* _Instructions to follow_
Exactly as they appear, copy the lines of the listing from the one containing "What does this" through the final line, both included, and nothing else.

* _Data entries_
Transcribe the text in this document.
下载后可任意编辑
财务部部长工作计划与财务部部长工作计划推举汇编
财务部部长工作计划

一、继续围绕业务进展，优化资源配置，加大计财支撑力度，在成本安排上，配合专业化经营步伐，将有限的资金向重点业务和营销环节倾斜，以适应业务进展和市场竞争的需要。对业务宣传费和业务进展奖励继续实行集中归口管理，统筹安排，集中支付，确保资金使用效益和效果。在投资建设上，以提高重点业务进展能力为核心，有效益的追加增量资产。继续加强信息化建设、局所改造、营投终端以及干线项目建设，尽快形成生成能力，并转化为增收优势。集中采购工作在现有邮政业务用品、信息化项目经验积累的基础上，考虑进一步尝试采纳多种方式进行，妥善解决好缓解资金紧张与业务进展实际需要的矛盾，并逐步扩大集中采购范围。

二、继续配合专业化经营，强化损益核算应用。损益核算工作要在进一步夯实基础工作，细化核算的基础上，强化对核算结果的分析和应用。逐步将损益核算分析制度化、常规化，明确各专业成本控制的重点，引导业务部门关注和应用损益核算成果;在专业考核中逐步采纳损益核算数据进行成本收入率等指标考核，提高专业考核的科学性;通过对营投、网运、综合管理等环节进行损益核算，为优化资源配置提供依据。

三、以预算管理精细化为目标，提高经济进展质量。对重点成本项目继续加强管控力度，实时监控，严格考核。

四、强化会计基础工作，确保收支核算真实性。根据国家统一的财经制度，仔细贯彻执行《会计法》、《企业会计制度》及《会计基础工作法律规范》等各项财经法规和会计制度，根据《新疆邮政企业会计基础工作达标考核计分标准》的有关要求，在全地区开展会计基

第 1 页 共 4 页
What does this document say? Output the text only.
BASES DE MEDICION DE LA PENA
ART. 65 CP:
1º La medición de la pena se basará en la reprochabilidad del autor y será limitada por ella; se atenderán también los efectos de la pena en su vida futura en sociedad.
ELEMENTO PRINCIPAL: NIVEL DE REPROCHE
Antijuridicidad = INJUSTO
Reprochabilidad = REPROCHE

* _The reply_
What does this document say? Output the text only.
BASES DE MEDICION DE LA PENA
ART. 65 CP:
1º La medición de la pena se basará en la reprochabilidad del autor y será limitada por ella; se atenderán también los efectos de la pena en su vida futura en sociedad.
ELEMENTO PRINCIPAL: NIVEL DE REPROCHE
Antijuridicidad = INJUSTO
Reprochabilidad = REPROCHE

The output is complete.